*Page excerpt*
%%

I played around with NextJS page routes and API routes a bit, and indeed they don’t allow for more fine-grained routing. I had assumed the NextJS router would support routes like pages/post/[year]-[month]-[day].js, but it turns out they only support dynamic segments or non-dynamic segments, but not a mix of the two.

This is also the case for API routes, which I found surprising because that means you cannot have API routes like pages/api/users/[id].json.js, or pages/api/users/feed.xml.js. This can be limiting because these endpoints end up relying on the Content-Type header alone, whereas in some cases the file extension might be needed or preferred as well.

SvelteKit’s file-based router supports this kind of route. Here are some example SvelteKit API routes (AKA endpoints):

https://github.com/mhatvan/markushatvan.com/blob/23f8f8f80dcc6af11835ea13be59b5107fd0753d/src/routes/rss.xml.ts

If a SvelteKit user wanted to use an on-demand builder, they would run into the same challenge. In particular, the main challenge I see is that API routes cannot have file extensions.

As a framework author, I could limit the patterns users could have in the file-based routes to work with the supported Netlify _redirects. For pages, I have that limitation already and that works well. The limitation I’m running up against is having a way to support file extensions.

Anyway, I hope that context is helpful. I would love to make on-demand builders a first-class citizen and have support for them in the next release of my framework. I had implemented a strategy like the netlify-nextjs-plugin you referred to that generated a _redirects file. That was working well until I hit up against the limitations I described, and I’m still not quite sure what the best path forward is at the moment.

Appreciate the insight in to your experience with ODBs, @dillonkearns! Assuming no imminent changes from our end, I think Marcus’ advice here will be the way to go today.

%%

*Given data*
%%

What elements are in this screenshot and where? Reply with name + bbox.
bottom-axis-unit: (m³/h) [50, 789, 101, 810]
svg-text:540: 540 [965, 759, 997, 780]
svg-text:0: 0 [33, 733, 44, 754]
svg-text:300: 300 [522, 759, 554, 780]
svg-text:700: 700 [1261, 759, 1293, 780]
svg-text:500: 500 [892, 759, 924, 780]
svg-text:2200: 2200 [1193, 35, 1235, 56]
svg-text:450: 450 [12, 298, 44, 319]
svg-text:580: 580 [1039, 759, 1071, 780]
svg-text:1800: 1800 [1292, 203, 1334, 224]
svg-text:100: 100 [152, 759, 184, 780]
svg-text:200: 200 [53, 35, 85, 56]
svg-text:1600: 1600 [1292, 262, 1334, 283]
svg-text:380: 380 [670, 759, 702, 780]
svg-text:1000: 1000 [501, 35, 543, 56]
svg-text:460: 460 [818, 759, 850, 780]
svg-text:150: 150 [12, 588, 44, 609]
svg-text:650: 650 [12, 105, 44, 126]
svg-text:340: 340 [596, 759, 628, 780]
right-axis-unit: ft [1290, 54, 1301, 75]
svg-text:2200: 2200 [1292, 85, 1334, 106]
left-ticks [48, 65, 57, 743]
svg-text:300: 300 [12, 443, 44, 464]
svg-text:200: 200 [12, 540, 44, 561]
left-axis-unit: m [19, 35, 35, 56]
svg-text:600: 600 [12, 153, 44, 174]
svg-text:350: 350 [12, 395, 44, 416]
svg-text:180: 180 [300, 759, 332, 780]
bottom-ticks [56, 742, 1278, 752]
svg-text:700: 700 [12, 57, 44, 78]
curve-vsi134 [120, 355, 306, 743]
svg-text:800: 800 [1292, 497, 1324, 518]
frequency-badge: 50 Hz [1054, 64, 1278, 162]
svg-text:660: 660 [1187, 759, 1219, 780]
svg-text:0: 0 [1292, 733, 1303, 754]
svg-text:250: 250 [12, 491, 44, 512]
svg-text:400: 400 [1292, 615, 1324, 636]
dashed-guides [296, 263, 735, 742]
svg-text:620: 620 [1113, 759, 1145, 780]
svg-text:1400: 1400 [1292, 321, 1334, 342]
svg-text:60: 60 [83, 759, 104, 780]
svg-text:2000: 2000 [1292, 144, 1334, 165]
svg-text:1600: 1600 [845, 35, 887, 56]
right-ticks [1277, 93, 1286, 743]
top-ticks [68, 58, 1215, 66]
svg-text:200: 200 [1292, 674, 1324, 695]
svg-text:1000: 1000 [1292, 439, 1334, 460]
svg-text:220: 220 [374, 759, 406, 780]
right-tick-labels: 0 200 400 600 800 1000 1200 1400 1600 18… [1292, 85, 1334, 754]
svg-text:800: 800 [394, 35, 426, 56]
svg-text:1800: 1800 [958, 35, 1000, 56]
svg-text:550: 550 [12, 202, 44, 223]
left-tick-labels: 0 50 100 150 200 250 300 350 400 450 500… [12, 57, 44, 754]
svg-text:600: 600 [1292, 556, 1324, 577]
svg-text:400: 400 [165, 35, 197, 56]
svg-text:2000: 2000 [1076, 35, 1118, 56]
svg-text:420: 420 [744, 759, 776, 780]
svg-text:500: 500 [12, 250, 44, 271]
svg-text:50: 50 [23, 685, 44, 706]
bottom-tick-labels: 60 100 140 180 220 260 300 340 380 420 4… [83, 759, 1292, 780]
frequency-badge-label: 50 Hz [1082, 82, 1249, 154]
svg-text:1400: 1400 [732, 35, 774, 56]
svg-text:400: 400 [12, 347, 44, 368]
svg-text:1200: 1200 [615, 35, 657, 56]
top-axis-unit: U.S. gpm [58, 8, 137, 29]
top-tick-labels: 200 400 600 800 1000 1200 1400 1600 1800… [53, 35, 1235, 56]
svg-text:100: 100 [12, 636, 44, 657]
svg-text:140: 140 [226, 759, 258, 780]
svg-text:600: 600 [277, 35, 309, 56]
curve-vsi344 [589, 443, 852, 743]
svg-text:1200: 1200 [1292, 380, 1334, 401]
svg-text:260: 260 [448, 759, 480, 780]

%%

*Task statement*
According to the forum post on NextJS routing, what does the NextJS router not allow when naming a route? You won't need the lines to do this.

*Task solution*
It does not allow a mix of dynamic and non-dynamic segments in the same route.